* **What this task involves**
Every record must be transcribed in its entirety, apart from the images, which are to be omitted.

— Begin Exercise input —

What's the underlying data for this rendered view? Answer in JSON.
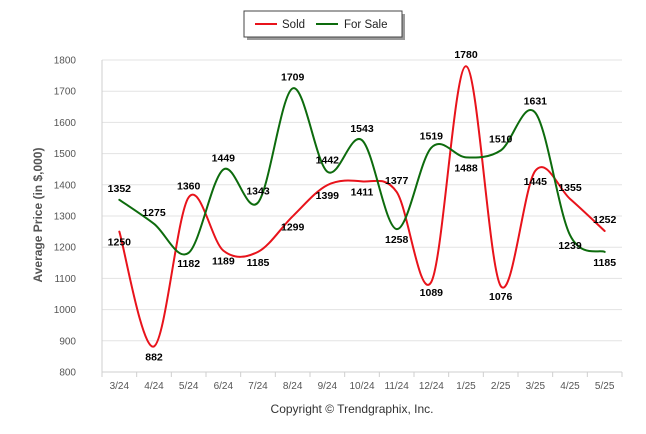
{
  "chart_data": {
    "type": "line",
    "smooth": true,
    "categories": [
      "3/24",
      "4/24",
      "5/24",
      "6/24",
      "7/24",
      "8/24",
      "9/24",
      "10/24",
      "11/24",
      "12/24",
      "1/25",
      "2/25",
      "3/25",
      "4/25",
      "5/25"
    ],
    "series": [
      {
        "name": "Sold",
        "color": "#e8131b",
        "values": [
          1250,
          882,
          1360,
          1189,
          1185,
          1299,
          1399,
          1411,
          1377,
          1089,
          1780,
          1076,
          1445,
          1355,
          1252
        ]
      },
      {
        "name": "For Sale",
        "color": "#0d6b0d",
        "values": [
          1352,
          1275,
          1182,
          1449,
          1343,
          1709,
          1442,
          1543,
          1258,
          1519,
          1488,
          1510,
          1631,
          1239,
          1185
        ]
      }
    ],
    "ylabel": "Average Price (in $,000)",
    "xlabel": "",
    "ylim": [
      800,
      1800
    ],
    "yticks": [
      800,
      900,
      1000,
      1100,
      1200,
      1300,
      1400,
      1500,
      1600,
      1700,
      1800
    ],
    "grid": true,
    "legend_position": "top-center",
    "data_labels": true
  },
  "credit": "Copyright © Trendgraphix, Inc."
}
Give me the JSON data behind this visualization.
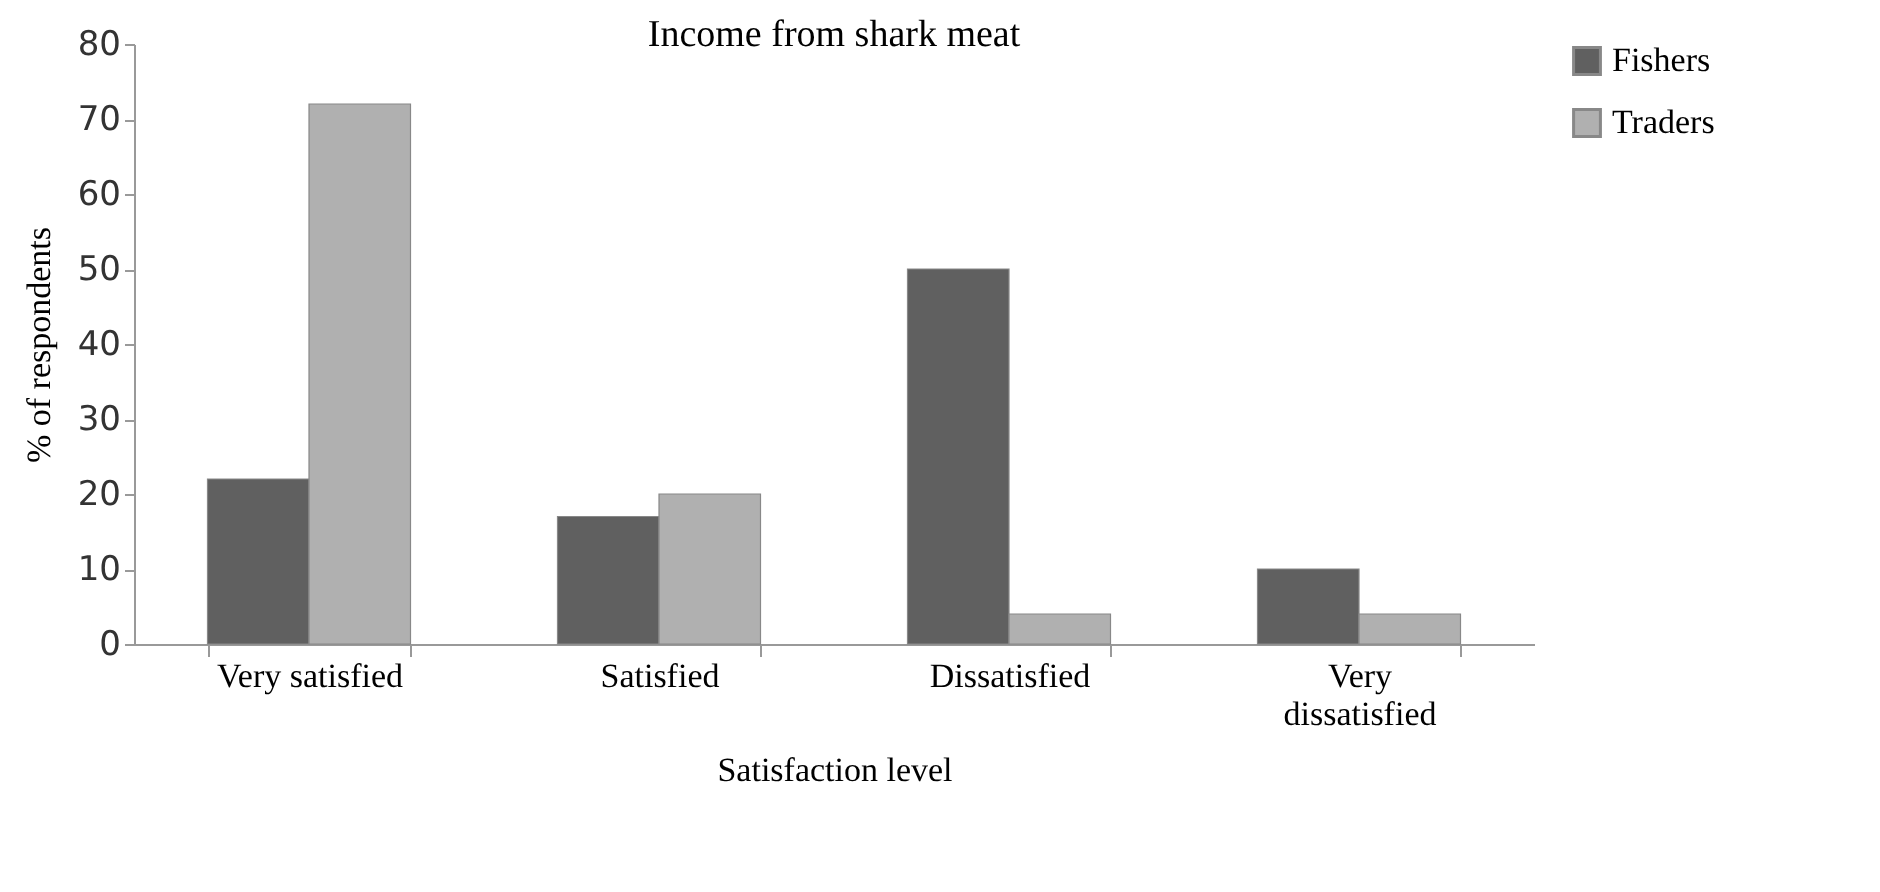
{
  "chart_data": {
    "type": "bar",
    "title": "Income from shark meat",
    "xlabel": "Satisfaction level",
    "ylabel": "% of respondents",
    "categories": [
      "Very satisfied",
      "Satisfied",
      "Dissatisfied",
      "Very dissatisfied"
    ],
    "series": [
      {
        "name": "Fishers",
        "color": "#606060",
        "values": [
          22,
          17,
          50,
          10
        ]
      },
      {
        "name": "Traders",
        "color": "#b0b0b0",
        "values": [
          72,
          20,
          4,
          4
        ]
      }
    ],
    "ylim": [
      0,
      80
    ],
    "yticks": [
      0,
      10,
      20,
      30,
      40,
      50,
      60,
      70,
      80
    ],
    "grid": false,
    "legend": "right"
  }
}
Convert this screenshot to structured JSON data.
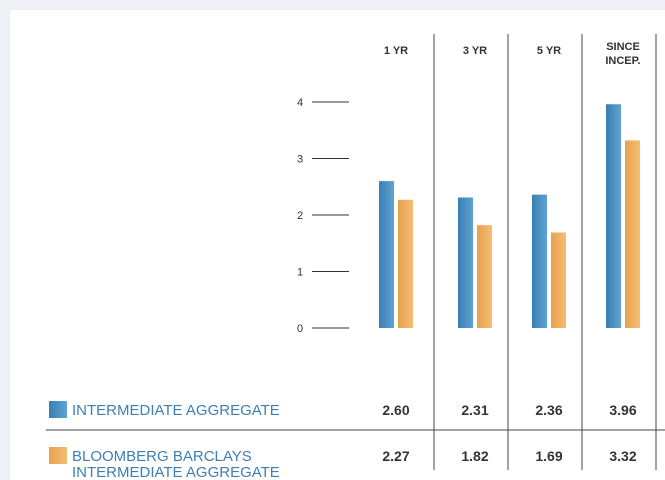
{
  "chart_data": {
    "type": "bar",
    "categories": [
      "1 YR",
      "3 YR",
      "5 YR",
      "SINCE INCEP."
    ],
    "category_lines": [
      [
        "1 YR"
      ],
      [
        "3 YR"
      ],
      [
        "5 YR"
      ],
      [
        "SINCE",
        "INCEP."
      ]
    ],
    "ylim": [
      0,
      4
    ],
    "yticks": [
      0,
      1,
      2,
      3,
      4
    ],
    "grid": false,
    "legend_position": "bottom-left table",
    "series": [
      {
        "name": "INTERMEDIATE AGGREGATE",
        "name_lines": [
          "INTERMEDIATE AGGREGATE"
        ],
        "values": [
          2.6,
          2.31,
          2.36,
          3.96
        ],
        "value_labels": [
          "2.60",
          "2.31",
          "2.36",
          "3.96"
        ],
        "color": "#3a7fb3",
        "color_light": "#5fa3d3"
      },
      {
        "name": "BLOOMBERG BARCLAYS INTERMEDIATE AGGREGATE",
        "name_lines": [
          "BLOOMBERG BARCLAYS",
          "INTERMEDIATE AGGREGATE"
        ],
        "values": [
          2.27,
          1.82,
          1.69,
          3.32
        ],
        "value_labels": [
          "2.27",
          "1.82",
          "1.69",
          "3.32"
        ],
        "color": "#e8a24e",
        "color_light": "#f4bd74"
      }
    ]
  }
}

— End Exercise input —

* **Result of this exercise**
What's the underlying data for this rendered view? Answer in JSON.
{
  "chart_data": {
    "type": "line",
    "smooth": true,
    "categories": [
      "3/24",
      "4/24",
      "5/24",
      "6/24",
      "7/24",
      "8/24",
      "9/24",
      "10/24",
      "11/24",
      "12/24",
      "1/25",
      "2/25",
      "3/25",
      "4/25",
      "5/25"
    ],
    "series": [
      {
        "name": "Sold",
        "color": "#e8131b",
        "values": [
          1250,
          882,
          1360,
          1189,
          1185,
          1299,
          1399,
          1411,
          1377,
          1089,
          1780,
          1076,
          1445,
          1355,
          1252
        ]
      },
      {
        "name": "For Sale",
        "color": "#0d6b0d",
        "values": [
          1352,
          1275,
          1182,
          1449,
          1343,
          1709,
          1442,
          1543,
          1258,
          1519,
          1488,
          1510,
          1631,
          1239,
          1185
        ]
      }
    ],
    "ylabel": "Average Price (in $,000)",
    "xlabel": "",
    "ylim": [
      800,
      1800
    ],
    "yticks": [
      800,
      900,
      1000,
      1100,
      1200,
      1300,
      1400,
      1500,
      1600,
      1700,
      1800
    ],
    "grid": true,
    "legend_position": "top-center",
    "data_labels": true
  },
  "credit": "Copyright © Trendgraphix, Inc."
}
Give me the JSON data behind this visualization.
{
  "chart_data": {
    "type": "bar",
    "title": "Income from shark meat",
    "xlabel": "Satisfaction level",
    "ylabel": "% of respondents",
    "categories": [
      "Very satisfied",
      "Satisfied",
      "Dissatisfied",
      "Very dissatisfied"
    ],
    "series": [
      {
        "name": "Fishers",
        "color": "#606060",
        "values": [
          22,
          17,
          50,
          10
        ]
      },
      {
        "name": "Traders",
        "color": "#b0b0b0",
        "values": [
          72,
          20,
          4,
          4
        ]
      }
    ],
    "ylim": [
      0,
      80
    ],
    "yticks": [
      0,
      10,
      20,
      30,
      40,
      50,
      60,
      70,
      80
    ],
    "grid": false,
    "legend": "right"
  }
}
Convert this screenshot to structured JSON data.
{
  "chart_data": {
    "type": "bar",
    "categories": [
      "1 YR",
      "3 YR",
      "5 YR",
      "SINCE INCEP."
    ],
    "category_lines": [
      [
        "1 YR"
      ],
      [
        "3 YR"
      ],
      [
        "5 YR"
      ],
      [
        "SINCE",
        "INCEP."
      ]
    ],
    "ylim": [
      0,
      4
    ],
    "yticks": [
      0,
      1,
      2,
      3,
      4
    ],
    "grid": false,
    "legend_position": "bottom-left table",
    "series": [
      {
        "name": "INTERMEDIATE AGGREGATE",
        "name_lines": [
          "INTERMEDIATE AGGREGATE"
        ],
        "values": [
          2.6,
          2.31,
          2.36,
          3.96
        ],
        "value_labels": [
          "2.60",
          "2.31",
          "2.36",
          "3.96"
        ],
        "color": "#3a7fb3",
        "color_light": "#5fa3d3"
      },
      {
        "name": "BLOOMBERG BARCLAYS INTERMEDIATE AGGREGATE",
        "name_lines": [
          "BLOOMBERG BARCLAYS",
          "INTERMEDIATE AGGREGATE"
        ],
        "values": [
          2.27,
          1.82,
          1.69,
          3.32
        ],
        "value_labels": [
          "2.27",
          "1.82",
          "1.69",
          "3.32"
        ],
        "color": "#e8a24e",
        "color_light": "#f4bd74"
      }
    ]
  }
}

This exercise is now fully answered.